• DOCUMENT TEXT:
━━━━━━━━━━
Yes but to the original topic, this feature was not copied from Everquest.
- The economy in EverQuest is superior to any other MMO I've ever played. There are really, really, really exciting items you can buy with the currency. People go out and farm the currency because of how valuable it is. Meanwhile on WoW I have over 10 million gold, and could buy dozens of WoW tokens. That's about all I could buy. You basically can't buy any powerful items in WoW, making the economy extremely boring.
Irrelevant point, and economy was very strong in classic WoW, but not part of the original statement that its copy/paste from EQ.
Talent Trees were not original to WoW. I also remember playing City of Heroes months before WoW came out; game was built around completely customizing your character through talent trees. EQ 2 also had talent trees and came out before WoW. Talent trees in WoW have also aged horribly to where you have no choice. It's hard to get excited about the next expansion coming out because they highlight these super unique talent choices, but in reality I can just glance at them and already know which ones will be mandatory for my spec to be viable.
Everquest 2 released 2 weeks before WoW. WoW did not copy talent trees from EQ2. They did get talent ideas from other MMOs as shown above, this is true, but not part of the original argument.
-Instances are not original to WoW. The first time an instance ever appeared in an MMO was EverQuest, Lost Dungeons of Norrath.
━━━━━━━━━━
• RECORDS SUPPLIED:
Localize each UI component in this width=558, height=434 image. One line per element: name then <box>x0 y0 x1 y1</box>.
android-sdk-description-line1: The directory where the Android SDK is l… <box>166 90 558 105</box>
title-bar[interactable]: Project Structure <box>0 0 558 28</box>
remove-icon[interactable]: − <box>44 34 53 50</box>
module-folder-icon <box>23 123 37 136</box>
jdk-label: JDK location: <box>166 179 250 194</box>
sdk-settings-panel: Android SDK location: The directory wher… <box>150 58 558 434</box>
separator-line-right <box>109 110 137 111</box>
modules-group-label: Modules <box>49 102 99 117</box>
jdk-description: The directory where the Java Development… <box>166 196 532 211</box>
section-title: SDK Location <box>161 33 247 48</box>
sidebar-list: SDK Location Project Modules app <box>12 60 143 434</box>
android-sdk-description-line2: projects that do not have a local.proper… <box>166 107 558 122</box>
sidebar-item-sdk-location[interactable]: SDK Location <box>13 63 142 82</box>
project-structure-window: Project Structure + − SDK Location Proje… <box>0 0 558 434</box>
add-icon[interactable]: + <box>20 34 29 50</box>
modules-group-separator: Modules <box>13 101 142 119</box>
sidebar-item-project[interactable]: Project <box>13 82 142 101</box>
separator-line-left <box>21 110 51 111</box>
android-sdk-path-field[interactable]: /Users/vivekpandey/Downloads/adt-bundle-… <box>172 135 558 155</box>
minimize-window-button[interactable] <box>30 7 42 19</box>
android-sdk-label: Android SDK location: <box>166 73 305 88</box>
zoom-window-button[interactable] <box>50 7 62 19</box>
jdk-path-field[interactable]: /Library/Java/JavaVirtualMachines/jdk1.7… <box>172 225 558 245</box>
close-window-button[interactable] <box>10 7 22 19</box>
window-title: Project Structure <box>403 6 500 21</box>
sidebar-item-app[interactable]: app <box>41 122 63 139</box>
━━━━━━━━━━
List every game named in the forum discussion's paragraph that begins "Talent Trees were not original to WoW." You can leave the entries aside.

• YOUR SOLUTION:
WoW
City of Heroes
EQ 2